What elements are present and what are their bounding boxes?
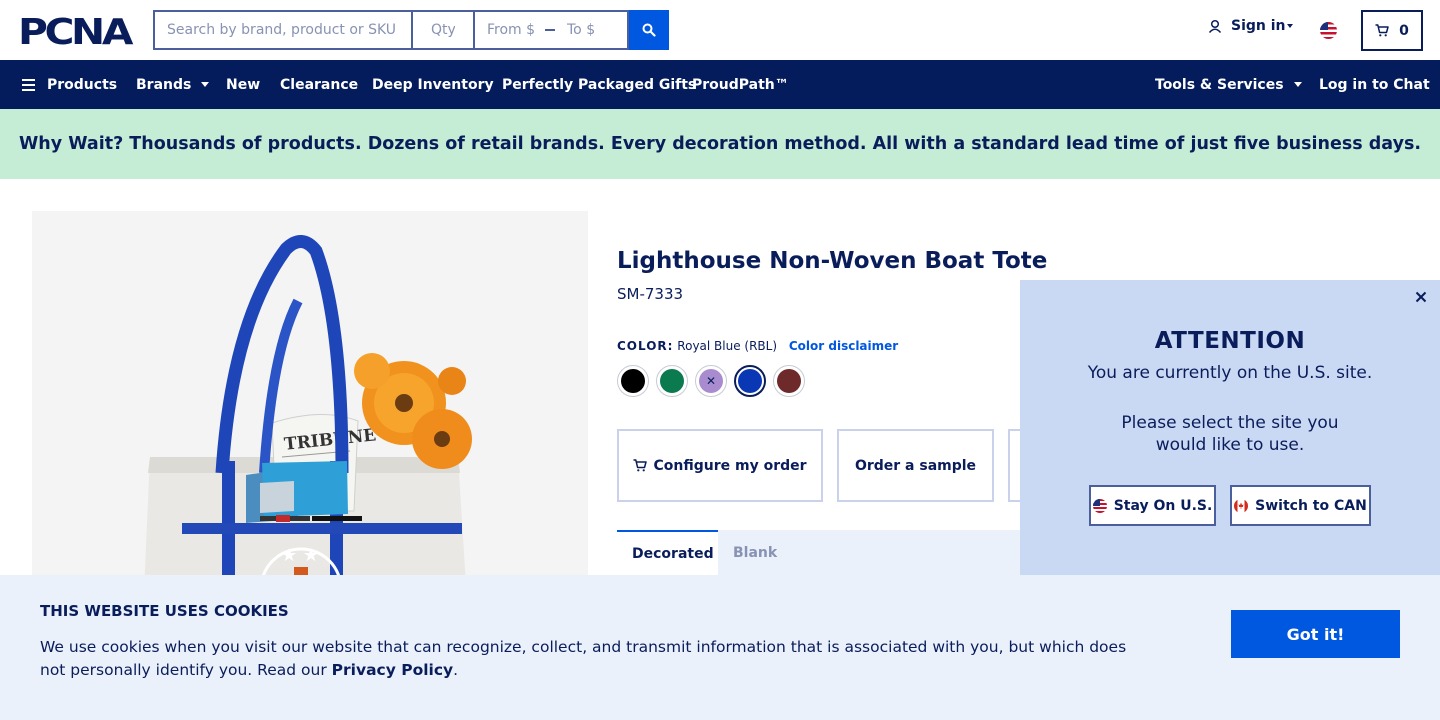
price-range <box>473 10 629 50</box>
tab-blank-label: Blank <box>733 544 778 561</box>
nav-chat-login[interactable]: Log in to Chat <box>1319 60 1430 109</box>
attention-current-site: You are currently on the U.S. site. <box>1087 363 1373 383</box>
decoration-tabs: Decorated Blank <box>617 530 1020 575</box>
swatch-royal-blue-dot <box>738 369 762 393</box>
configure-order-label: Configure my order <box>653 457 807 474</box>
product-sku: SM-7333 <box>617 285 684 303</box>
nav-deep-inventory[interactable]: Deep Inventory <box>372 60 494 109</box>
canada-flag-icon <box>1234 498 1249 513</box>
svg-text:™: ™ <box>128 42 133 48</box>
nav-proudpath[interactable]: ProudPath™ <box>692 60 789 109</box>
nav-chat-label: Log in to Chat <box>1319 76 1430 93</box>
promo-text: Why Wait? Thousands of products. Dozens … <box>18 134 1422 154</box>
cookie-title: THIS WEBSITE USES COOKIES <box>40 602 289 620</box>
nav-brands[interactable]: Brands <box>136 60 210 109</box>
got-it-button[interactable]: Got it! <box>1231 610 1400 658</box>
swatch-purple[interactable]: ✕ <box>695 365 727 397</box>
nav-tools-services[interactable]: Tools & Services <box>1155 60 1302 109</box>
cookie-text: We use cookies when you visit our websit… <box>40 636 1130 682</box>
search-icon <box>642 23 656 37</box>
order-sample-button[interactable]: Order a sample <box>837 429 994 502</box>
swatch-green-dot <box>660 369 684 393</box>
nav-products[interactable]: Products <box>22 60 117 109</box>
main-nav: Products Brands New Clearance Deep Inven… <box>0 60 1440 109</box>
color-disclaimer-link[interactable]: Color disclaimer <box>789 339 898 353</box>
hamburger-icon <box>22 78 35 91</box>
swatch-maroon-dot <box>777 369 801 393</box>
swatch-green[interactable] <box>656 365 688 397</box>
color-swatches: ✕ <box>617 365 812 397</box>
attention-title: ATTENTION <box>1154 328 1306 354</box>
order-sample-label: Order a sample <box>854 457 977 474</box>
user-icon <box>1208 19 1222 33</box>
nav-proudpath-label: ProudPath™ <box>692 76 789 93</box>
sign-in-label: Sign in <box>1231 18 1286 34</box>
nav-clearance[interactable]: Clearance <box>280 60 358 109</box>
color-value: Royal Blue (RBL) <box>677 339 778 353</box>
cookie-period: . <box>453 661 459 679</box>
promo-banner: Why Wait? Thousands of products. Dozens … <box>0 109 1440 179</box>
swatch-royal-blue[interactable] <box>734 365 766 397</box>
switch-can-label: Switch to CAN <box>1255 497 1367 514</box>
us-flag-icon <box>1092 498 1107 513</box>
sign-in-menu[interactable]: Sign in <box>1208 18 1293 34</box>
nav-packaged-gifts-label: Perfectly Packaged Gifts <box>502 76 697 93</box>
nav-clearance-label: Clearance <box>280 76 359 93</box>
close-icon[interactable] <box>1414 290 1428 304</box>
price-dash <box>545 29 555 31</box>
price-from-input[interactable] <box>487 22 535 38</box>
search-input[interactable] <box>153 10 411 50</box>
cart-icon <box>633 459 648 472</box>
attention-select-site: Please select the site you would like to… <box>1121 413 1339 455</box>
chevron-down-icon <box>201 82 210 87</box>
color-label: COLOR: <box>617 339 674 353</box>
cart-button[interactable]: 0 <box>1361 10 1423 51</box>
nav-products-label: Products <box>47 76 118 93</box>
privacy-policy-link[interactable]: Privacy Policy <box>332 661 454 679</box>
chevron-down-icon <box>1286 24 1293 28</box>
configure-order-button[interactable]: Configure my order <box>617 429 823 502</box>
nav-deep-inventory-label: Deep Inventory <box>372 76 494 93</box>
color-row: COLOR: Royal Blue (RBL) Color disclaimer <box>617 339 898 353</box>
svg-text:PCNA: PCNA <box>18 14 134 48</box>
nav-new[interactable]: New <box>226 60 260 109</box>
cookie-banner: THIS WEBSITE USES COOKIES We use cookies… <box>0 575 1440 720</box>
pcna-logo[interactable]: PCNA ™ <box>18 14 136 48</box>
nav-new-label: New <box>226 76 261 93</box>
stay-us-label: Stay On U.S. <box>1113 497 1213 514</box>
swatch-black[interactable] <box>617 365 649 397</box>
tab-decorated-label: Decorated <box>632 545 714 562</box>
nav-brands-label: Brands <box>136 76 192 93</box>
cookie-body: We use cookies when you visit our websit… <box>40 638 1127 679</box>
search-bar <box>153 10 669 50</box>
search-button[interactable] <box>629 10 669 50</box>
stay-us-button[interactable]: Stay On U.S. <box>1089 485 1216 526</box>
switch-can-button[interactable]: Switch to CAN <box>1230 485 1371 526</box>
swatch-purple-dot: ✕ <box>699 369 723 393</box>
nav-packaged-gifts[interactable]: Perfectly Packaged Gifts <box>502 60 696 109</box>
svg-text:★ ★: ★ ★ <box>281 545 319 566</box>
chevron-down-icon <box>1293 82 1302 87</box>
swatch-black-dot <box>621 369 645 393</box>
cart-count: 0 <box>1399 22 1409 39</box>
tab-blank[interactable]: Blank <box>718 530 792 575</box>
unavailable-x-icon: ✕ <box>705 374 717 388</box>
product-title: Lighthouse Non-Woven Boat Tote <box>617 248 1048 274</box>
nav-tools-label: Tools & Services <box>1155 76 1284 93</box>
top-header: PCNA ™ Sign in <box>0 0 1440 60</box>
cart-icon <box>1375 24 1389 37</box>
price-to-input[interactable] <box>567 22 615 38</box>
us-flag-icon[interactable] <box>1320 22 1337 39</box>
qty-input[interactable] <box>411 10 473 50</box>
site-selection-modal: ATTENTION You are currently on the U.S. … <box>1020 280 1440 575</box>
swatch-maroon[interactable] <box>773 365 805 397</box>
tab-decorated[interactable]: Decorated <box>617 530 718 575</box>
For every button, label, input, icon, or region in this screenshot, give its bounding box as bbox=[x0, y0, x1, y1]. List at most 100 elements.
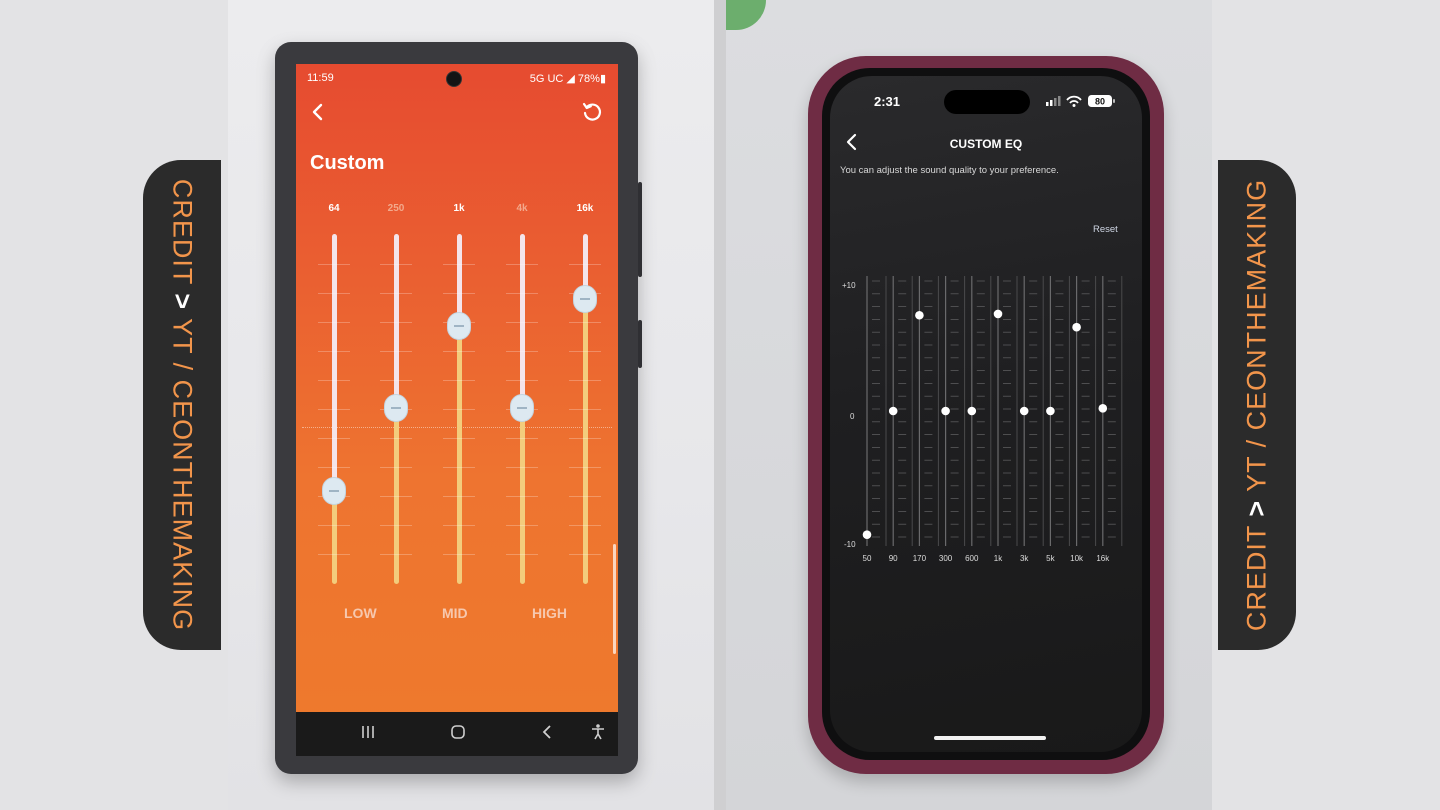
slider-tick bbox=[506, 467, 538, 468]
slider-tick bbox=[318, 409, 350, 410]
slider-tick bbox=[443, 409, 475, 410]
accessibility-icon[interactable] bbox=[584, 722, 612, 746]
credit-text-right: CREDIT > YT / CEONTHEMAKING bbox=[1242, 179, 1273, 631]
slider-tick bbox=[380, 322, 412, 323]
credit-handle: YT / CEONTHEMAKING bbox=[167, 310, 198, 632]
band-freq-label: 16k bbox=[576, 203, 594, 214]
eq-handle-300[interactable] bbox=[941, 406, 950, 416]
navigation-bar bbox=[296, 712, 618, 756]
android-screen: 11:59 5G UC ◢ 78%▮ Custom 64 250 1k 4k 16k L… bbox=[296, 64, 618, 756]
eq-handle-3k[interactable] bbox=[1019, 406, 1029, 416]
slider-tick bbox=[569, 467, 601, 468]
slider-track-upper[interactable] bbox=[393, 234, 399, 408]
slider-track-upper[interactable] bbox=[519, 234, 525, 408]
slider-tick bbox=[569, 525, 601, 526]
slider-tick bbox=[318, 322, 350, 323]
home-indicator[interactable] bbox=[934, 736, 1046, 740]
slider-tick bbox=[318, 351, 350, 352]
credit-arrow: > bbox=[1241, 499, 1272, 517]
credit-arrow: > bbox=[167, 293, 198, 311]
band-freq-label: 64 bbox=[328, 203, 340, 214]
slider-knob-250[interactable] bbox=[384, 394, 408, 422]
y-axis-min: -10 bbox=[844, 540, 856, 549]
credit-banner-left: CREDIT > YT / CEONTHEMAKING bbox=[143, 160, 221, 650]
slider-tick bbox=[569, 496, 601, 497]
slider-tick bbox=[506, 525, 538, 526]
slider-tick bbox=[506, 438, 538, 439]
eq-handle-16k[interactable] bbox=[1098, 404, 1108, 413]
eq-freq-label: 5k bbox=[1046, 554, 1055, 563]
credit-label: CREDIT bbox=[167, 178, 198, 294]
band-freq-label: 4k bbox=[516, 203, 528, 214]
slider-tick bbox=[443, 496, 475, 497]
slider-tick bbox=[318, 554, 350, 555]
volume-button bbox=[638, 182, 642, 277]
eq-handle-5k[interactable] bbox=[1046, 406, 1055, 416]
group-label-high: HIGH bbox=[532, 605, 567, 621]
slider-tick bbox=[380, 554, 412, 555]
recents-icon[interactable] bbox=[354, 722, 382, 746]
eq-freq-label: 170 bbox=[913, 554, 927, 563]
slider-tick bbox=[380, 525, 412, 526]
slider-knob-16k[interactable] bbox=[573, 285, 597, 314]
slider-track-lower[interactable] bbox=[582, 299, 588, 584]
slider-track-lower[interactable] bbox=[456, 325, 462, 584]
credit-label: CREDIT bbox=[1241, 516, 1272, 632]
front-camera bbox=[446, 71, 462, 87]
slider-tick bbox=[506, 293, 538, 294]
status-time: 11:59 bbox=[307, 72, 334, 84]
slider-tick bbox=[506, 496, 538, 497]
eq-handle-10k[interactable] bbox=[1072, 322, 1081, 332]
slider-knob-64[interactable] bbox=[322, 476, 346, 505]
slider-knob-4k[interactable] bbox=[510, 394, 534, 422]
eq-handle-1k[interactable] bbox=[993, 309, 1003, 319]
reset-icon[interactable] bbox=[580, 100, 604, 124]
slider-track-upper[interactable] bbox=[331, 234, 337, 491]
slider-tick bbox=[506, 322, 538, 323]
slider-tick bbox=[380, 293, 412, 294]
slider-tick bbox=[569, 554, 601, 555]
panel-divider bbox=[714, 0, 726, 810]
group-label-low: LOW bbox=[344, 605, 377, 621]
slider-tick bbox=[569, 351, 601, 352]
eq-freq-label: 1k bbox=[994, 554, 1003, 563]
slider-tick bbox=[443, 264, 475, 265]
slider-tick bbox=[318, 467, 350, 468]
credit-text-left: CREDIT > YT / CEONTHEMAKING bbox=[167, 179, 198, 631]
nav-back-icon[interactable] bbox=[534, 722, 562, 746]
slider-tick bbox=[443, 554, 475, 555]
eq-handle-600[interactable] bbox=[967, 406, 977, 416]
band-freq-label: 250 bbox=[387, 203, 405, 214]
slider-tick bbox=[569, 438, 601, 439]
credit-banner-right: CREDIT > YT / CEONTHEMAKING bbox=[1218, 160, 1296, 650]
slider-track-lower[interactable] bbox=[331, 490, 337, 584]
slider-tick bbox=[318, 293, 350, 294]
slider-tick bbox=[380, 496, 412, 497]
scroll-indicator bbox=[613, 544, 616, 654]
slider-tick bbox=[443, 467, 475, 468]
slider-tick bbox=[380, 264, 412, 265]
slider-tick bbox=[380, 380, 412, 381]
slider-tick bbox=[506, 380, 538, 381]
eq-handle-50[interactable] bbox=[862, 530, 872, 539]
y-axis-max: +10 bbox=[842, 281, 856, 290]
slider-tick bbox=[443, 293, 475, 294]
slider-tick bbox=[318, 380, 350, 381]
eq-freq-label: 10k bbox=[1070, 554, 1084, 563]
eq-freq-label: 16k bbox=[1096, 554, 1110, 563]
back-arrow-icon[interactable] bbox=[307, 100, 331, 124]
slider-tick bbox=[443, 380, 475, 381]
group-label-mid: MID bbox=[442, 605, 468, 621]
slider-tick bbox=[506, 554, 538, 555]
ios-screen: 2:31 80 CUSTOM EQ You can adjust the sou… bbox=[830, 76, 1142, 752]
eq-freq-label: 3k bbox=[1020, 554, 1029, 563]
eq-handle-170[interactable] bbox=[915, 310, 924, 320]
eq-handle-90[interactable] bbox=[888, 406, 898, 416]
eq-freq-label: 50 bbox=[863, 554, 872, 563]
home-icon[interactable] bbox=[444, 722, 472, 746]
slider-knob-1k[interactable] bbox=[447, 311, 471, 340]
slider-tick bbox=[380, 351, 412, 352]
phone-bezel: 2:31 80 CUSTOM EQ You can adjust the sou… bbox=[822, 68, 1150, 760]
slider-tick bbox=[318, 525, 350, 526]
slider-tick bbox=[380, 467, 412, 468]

TASK BRIEF — Replace "currently" with "now" in the lines of the entries above, from the line with "price-range <box>473 10 629 50</box>" up to and including the line with "attention-current-site: You are", and give only those lines with nothing else changed.

EXERCISE SOLUTION —
price-range <box>473 10 629 50</box>
tab-blank-label: Blank <box>733 544 778 561</box>
nav-chat-login[interactable]: Log in to Chat <box>1319 60 1430 109</box>
attention-current-site: You are now on the U.S. site. <box>1087 363 1373 383</box>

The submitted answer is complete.